[Stated task]: Below are some records. Copy every line in them that holds "실리마린".

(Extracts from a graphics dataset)
****

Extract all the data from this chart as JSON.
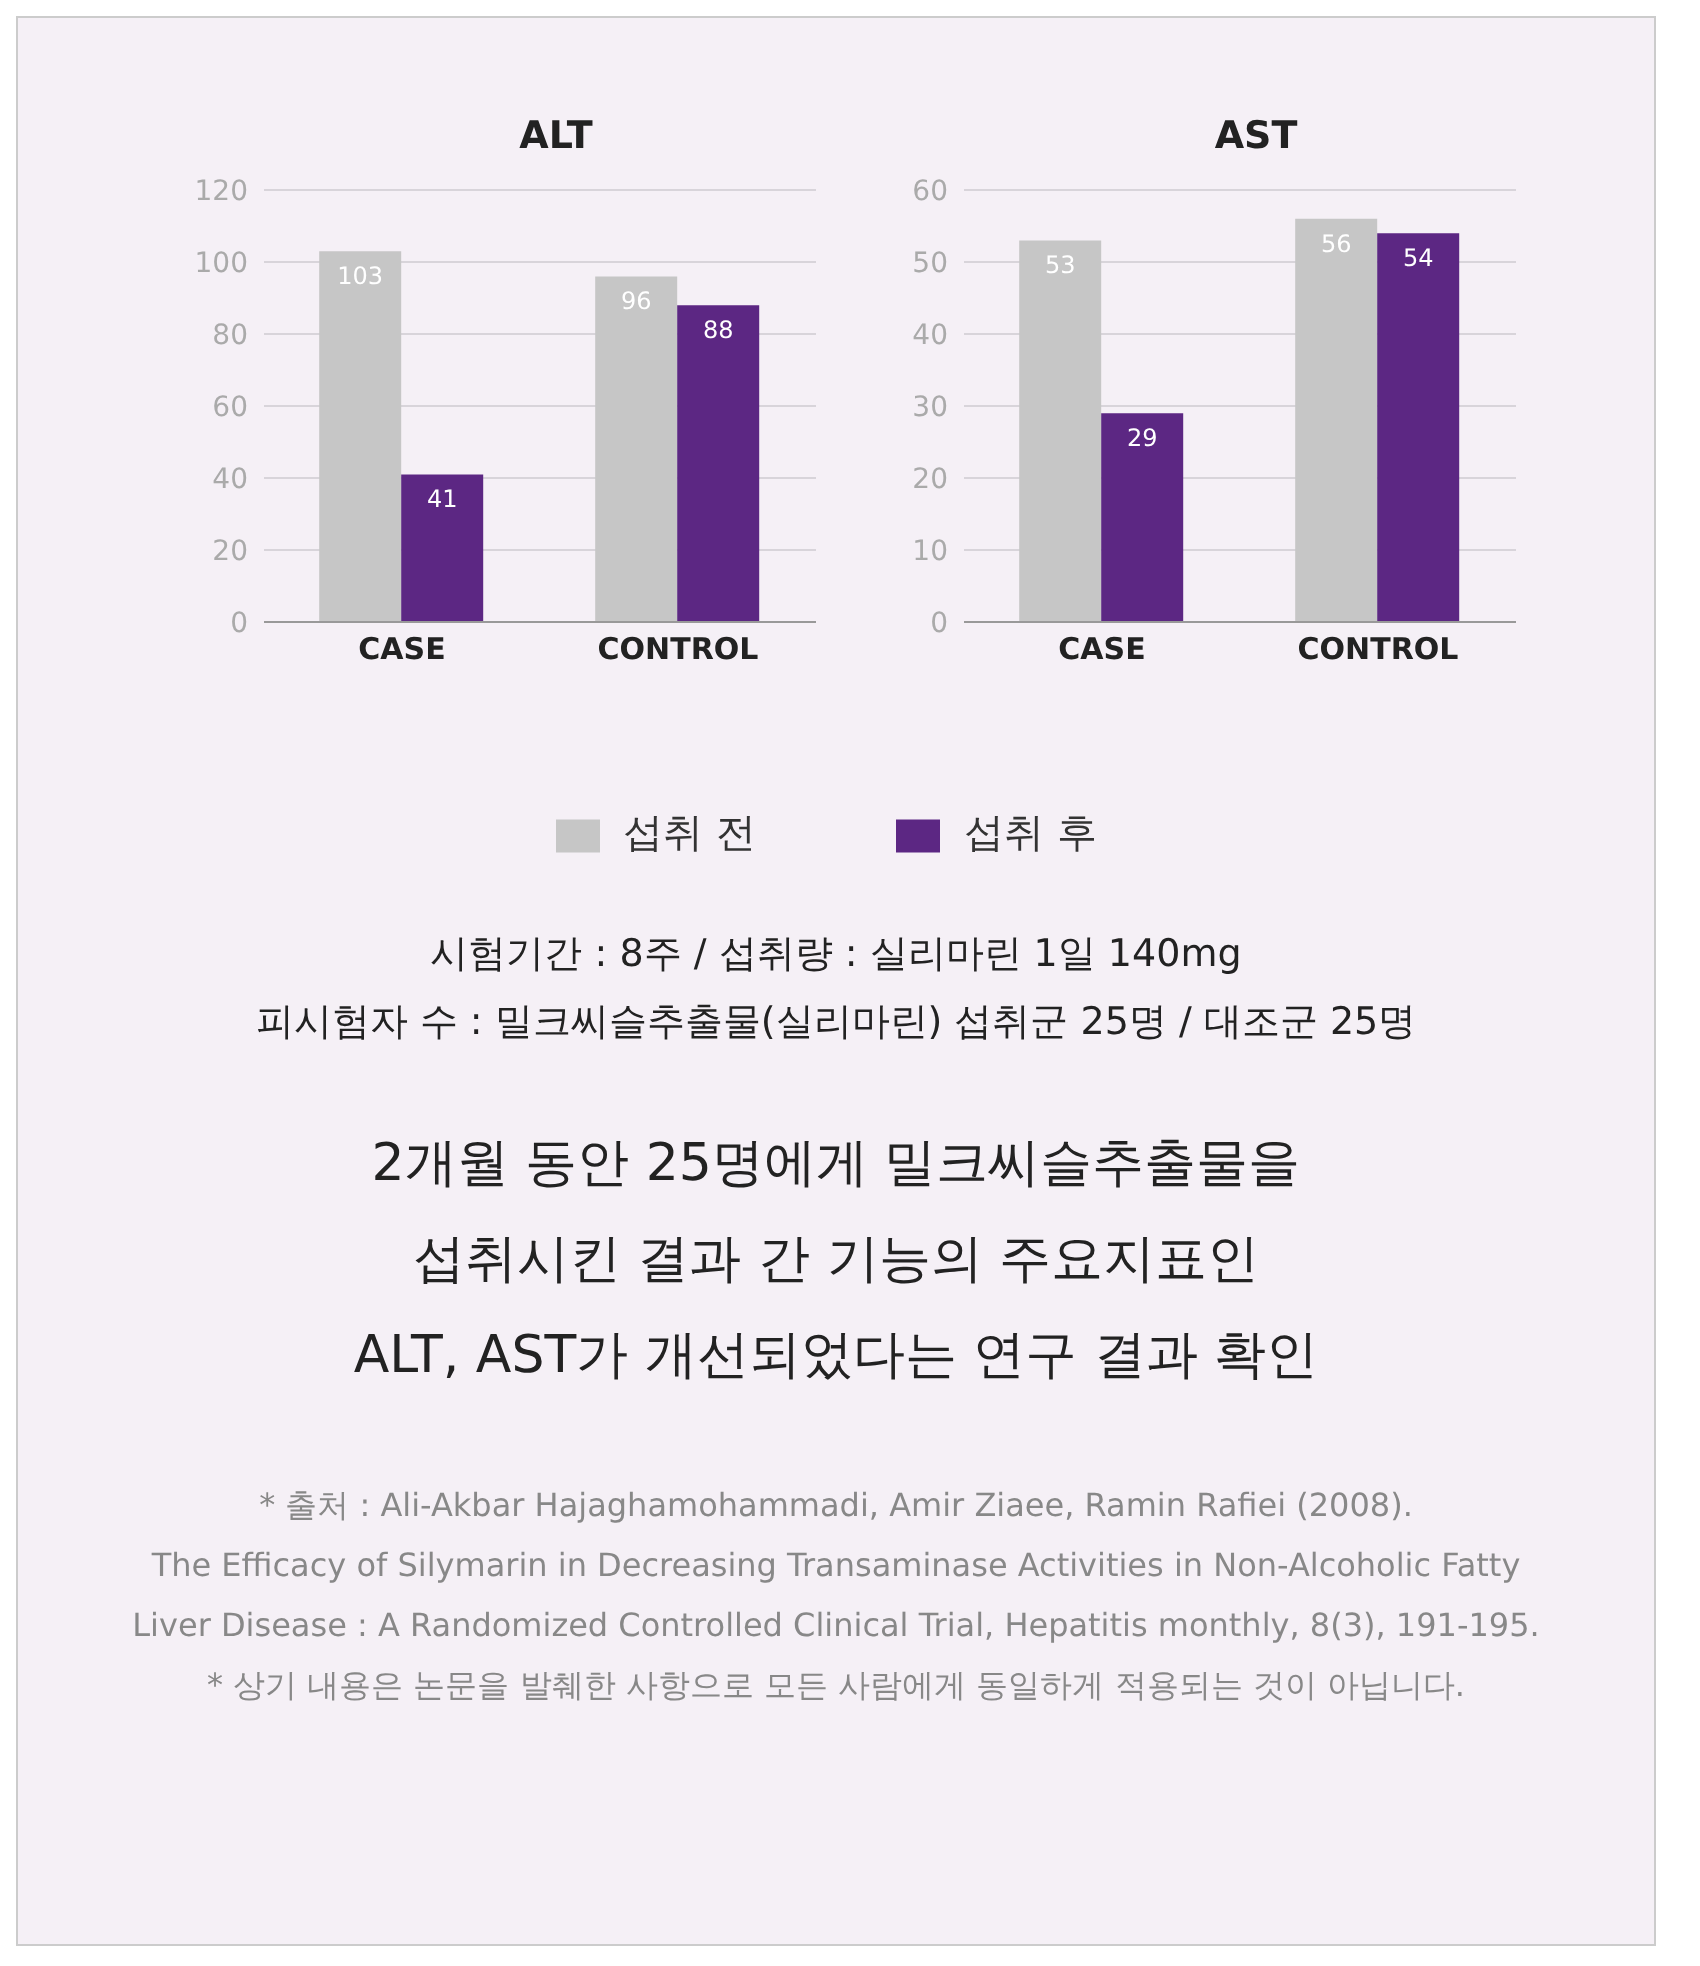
{
  "chart_data": [
    {
      "type": "bar",
      "title": "ALT",
      "categories": [
        "CASE",
        "CONTROL"
      ],
      "series": [
        {
          "name": "섭취 전",
          "color": "#c6c6c6",
          "values": [
            103,
            96
          ]
        },
        {
          "name": "섭취 후",
          "color": "#5c2783",
          "values": [
            41,
            88
          ]
        }
      ],
      "ylim": [
        0,
        120
      ],
      "yticks": [
        0,
        20,
        40,
        60,
        80,
        100,
        120
      ],
      "grid": "y",
      "data_labels": true,
      "legend": "bottom"
    },
    {
      "type": "bar",
      "title": "AST",
      "categories": [
        "CASE",
        "CONTROL"
      ],
      "series": [
        {
          "color": "#c6c6c6",
          "values": [
            53,
            56
          ]
        },
        {
          "color": "#5c2783",
          "values": [
            29,
            54
          ]
        }
      ],
      "ylim": [
        0,
        60
      ],
      "yticks": [
        0,
        10,
        20,
        30,
        40,
        50,
        60
      ],
      "grid": "y",
      "data_labels": true,
      "annotations": [
        "시험기간 : 8주 / 섭취량 : 실리마린 1일 140mg",
        "피시험자 수 : 밀크씨슬추출물(실리마린) 섭취군 25명 / 대조군 25명",
        "2개월 동안 25명에게 밀크씨슬추출물을",
        "섭취시킨 결과 간 기능의 주요지표인",
        "ALT, AST가 개선되었다는 연구 결과 확인",
        "* 출처 : Ali-Akbar Hajaghamohammadi, Amir Ziaee, Ramin Rafiei (2008).",
        "The Efficacy of Silymarin in Decreasing Transaminase Activities in Non-Alcoholic Fatty",
        "Liver Disease : A Randomized Controlled Clinical Trial, Hepatitis monthly, 8(3), 191-195.",
        "* 상기 내용은 논문을 발췌한 사항으로 모든 사람에게 동일하게 적용되는 것이 아닙니다."
      ]
    }
  ]
}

****

[Result below]:
        "시험기간 : 8주 / 섭취량 : 실리마린 1일 140mg",
        "피시험자 수 : 밀크씨슬추출물(실리마린) 섭취군 25명 / 대조군 25명",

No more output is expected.